Rows from a figure dataset:
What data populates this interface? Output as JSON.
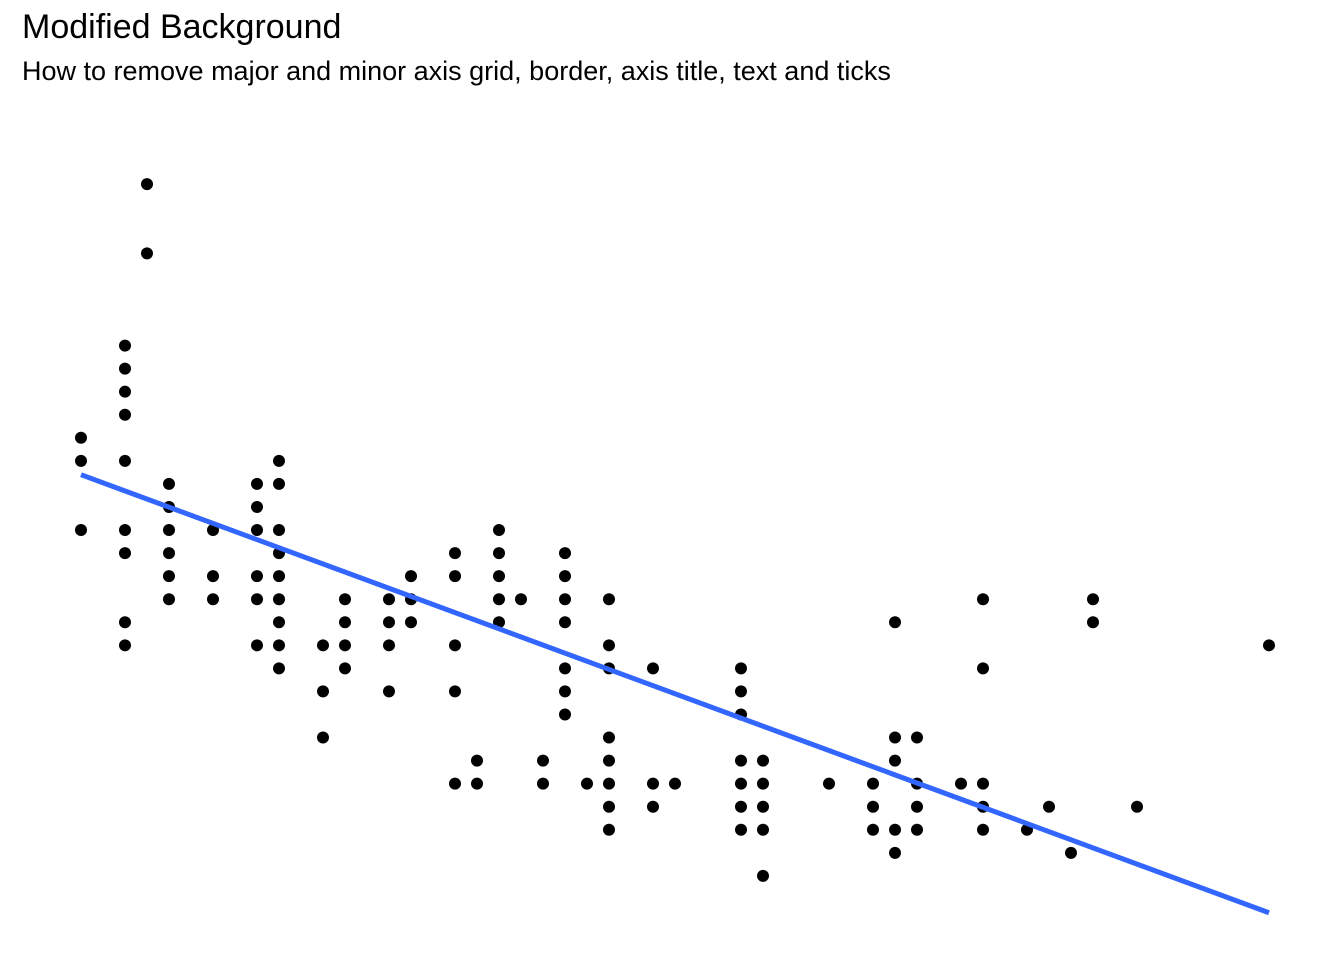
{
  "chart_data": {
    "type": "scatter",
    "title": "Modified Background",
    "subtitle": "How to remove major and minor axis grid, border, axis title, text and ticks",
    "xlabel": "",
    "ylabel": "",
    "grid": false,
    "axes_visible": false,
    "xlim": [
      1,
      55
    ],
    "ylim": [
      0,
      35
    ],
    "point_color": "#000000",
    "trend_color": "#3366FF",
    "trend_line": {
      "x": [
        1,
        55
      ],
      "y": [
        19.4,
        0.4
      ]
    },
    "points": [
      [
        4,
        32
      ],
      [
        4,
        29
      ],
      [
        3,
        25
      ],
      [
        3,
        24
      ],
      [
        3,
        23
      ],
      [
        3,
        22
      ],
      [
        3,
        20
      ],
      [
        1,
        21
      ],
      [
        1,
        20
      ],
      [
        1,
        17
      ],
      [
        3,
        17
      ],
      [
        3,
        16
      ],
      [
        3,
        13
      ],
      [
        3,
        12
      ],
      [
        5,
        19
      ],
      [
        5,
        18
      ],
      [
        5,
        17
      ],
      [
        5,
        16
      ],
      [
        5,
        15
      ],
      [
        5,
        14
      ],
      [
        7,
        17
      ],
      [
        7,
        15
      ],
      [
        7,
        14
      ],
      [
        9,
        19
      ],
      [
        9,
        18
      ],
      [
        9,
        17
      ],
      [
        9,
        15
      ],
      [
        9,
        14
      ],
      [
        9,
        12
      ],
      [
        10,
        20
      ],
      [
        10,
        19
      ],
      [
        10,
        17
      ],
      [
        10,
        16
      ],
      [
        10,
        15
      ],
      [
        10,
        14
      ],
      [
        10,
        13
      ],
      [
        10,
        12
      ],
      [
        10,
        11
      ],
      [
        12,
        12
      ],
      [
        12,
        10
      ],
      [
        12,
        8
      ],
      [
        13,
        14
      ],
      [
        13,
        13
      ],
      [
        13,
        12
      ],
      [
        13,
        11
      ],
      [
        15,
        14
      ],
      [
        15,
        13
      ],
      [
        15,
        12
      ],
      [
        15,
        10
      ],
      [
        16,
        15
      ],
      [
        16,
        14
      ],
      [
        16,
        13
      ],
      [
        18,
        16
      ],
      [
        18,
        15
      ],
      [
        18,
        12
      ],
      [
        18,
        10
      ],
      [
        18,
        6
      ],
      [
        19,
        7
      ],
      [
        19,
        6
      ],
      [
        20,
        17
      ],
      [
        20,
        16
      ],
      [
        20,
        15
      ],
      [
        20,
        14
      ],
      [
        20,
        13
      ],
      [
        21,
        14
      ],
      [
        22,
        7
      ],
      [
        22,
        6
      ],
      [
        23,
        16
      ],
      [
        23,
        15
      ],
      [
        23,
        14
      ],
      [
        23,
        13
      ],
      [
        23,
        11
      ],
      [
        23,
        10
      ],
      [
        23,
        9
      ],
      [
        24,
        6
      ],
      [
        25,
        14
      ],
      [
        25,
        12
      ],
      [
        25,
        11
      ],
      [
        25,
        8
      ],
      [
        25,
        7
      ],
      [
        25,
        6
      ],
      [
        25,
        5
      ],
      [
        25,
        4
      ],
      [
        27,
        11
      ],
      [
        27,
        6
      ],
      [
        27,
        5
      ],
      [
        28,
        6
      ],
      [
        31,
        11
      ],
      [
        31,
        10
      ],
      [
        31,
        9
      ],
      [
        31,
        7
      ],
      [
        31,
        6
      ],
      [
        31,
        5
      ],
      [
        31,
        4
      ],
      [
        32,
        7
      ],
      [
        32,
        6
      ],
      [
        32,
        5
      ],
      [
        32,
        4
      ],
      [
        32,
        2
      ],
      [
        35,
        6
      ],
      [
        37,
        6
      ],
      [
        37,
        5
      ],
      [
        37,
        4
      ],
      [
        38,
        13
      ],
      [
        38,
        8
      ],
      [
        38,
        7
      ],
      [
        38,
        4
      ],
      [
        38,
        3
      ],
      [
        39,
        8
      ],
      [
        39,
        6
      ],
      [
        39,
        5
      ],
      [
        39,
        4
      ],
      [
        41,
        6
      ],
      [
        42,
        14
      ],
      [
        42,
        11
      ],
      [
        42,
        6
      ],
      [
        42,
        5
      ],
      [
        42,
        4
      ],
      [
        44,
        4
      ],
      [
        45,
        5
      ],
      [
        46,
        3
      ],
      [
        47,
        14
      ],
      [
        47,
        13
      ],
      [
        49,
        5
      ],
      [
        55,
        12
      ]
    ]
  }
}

WORK TO DO
Gather all lines with the string "title" from the data.

WRITTEN ANSWER
    "title": "Modified Background",
    "subtitle": "How to remove major and minor axis grid, border, axis title, text and ticks",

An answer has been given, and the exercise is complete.